_What you have to do_. Look through the data below and count each line where the word "Import" appears. Reply with the count alone.

Saved data entries:
┌──

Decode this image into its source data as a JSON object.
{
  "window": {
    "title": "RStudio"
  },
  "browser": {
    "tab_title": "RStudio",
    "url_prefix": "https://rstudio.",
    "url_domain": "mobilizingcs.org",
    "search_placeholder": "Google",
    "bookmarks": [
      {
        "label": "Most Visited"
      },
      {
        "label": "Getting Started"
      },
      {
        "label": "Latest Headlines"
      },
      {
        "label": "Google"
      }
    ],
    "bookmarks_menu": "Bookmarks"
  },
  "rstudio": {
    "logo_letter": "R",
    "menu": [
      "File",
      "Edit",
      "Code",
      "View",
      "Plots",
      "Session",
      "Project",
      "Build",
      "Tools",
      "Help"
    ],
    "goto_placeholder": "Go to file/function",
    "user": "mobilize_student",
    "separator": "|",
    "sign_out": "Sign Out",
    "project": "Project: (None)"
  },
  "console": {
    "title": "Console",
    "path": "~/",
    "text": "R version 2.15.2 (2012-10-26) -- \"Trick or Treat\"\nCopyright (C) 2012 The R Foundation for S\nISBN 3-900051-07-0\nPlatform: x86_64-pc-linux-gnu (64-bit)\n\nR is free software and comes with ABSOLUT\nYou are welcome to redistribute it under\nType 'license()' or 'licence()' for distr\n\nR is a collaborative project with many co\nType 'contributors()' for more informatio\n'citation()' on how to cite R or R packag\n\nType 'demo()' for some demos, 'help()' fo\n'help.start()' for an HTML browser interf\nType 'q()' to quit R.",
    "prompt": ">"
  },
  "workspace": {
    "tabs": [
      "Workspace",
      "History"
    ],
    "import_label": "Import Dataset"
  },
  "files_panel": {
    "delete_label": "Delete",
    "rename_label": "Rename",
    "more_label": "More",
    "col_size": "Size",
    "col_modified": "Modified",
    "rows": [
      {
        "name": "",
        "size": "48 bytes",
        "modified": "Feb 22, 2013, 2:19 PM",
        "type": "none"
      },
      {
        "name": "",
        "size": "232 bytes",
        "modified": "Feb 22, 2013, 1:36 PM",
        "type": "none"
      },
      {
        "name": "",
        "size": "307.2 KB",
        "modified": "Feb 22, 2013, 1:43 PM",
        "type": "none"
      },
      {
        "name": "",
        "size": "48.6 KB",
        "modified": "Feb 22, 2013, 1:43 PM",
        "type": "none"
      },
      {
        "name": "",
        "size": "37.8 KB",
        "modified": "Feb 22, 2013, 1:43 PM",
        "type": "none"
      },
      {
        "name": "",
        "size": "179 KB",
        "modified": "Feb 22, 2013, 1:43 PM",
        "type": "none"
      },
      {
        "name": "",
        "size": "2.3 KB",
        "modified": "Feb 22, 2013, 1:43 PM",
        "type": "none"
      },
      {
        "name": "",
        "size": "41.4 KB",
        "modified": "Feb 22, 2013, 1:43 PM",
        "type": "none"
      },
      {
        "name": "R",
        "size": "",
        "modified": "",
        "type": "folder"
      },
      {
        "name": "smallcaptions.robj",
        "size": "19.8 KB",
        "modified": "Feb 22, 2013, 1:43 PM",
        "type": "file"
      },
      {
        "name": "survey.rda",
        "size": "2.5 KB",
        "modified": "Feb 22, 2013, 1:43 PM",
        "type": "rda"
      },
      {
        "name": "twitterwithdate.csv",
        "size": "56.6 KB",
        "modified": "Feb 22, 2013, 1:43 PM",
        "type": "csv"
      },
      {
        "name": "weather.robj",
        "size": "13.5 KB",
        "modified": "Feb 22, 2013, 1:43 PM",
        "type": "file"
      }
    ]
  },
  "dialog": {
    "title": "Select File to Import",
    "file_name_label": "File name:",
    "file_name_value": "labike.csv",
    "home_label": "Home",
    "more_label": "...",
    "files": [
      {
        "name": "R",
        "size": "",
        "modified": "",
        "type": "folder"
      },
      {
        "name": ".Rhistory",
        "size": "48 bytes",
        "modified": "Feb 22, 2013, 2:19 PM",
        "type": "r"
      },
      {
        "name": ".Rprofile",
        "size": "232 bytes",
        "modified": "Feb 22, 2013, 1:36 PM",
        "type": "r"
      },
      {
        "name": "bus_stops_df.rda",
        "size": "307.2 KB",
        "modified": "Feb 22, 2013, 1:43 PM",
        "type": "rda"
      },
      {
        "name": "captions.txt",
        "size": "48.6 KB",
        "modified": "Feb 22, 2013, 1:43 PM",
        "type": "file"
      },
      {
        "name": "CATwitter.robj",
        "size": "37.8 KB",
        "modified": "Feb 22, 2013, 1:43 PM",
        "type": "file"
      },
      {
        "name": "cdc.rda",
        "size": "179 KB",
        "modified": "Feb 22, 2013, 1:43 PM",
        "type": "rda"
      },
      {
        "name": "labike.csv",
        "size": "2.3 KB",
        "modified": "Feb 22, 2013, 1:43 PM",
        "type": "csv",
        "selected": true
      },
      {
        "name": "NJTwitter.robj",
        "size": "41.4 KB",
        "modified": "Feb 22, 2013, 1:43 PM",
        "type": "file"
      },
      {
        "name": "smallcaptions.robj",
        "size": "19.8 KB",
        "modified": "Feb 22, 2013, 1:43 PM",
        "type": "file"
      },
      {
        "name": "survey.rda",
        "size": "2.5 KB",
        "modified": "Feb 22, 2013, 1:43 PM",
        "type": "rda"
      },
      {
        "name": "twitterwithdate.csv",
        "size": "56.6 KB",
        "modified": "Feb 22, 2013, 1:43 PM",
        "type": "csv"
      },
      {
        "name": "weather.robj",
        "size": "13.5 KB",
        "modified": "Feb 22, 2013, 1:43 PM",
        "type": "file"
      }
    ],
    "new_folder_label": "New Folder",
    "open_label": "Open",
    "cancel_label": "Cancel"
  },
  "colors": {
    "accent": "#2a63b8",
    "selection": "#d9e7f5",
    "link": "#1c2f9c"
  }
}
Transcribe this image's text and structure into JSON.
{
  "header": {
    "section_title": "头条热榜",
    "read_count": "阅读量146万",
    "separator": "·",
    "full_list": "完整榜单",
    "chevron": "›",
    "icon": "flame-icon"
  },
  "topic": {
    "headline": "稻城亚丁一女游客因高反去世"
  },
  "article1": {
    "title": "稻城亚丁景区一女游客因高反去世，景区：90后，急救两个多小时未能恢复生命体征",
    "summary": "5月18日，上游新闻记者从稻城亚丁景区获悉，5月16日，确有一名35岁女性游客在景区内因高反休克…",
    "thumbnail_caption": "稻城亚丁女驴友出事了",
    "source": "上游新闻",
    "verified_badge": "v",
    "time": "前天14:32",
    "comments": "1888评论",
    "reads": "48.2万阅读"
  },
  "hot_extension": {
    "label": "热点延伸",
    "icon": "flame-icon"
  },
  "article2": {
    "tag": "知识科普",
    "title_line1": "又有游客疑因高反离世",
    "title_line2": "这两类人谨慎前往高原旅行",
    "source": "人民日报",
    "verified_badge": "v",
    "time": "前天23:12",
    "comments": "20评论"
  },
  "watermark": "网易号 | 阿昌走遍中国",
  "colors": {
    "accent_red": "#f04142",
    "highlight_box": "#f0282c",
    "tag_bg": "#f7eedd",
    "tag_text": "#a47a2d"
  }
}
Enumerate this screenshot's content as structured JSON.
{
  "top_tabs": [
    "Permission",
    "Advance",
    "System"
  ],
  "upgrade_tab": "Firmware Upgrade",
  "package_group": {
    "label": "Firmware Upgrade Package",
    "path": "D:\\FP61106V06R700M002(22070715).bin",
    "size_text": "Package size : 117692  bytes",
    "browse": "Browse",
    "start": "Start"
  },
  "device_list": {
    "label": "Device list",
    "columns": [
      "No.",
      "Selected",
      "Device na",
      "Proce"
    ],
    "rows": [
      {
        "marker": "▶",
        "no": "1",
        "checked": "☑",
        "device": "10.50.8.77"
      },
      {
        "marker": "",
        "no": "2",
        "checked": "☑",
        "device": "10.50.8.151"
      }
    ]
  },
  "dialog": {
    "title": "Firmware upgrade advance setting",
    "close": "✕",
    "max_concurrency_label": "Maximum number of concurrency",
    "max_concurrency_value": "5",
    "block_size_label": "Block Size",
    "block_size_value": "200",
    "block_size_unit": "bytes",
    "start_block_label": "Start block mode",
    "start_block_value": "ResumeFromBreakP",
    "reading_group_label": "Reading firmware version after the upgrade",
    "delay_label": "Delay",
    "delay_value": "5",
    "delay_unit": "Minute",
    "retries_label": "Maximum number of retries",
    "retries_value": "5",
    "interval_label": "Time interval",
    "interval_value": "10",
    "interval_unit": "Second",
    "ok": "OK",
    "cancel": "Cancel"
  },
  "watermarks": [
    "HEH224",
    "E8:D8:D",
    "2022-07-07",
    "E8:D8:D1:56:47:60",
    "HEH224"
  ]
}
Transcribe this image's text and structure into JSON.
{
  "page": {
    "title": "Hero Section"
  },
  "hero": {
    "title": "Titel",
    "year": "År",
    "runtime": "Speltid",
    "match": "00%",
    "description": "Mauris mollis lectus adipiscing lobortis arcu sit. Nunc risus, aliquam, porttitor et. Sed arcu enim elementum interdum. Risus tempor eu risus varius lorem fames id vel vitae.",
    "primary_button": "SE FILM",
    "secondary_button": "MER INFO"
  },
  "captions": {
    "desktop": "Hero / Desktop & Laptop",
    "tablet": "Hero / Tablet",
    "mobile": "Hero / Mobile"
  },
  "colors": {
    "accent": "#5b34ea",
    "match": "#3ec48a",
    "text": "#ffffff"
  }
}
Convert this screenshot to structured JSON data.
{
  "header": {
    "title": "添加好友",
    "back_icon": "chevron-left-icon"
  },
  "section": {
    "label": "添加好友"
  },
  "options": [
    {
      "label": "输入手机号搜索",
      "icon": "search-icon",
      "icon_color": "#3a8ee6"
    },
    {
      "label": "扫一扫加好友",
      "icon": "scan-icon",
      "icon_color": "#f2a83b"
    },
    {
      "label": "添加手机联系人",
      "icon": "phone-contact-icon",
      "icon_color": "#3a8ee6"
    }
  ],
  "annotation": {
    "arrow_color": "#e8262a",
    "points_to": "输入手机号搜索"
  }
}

└──

_Answer in full_. 2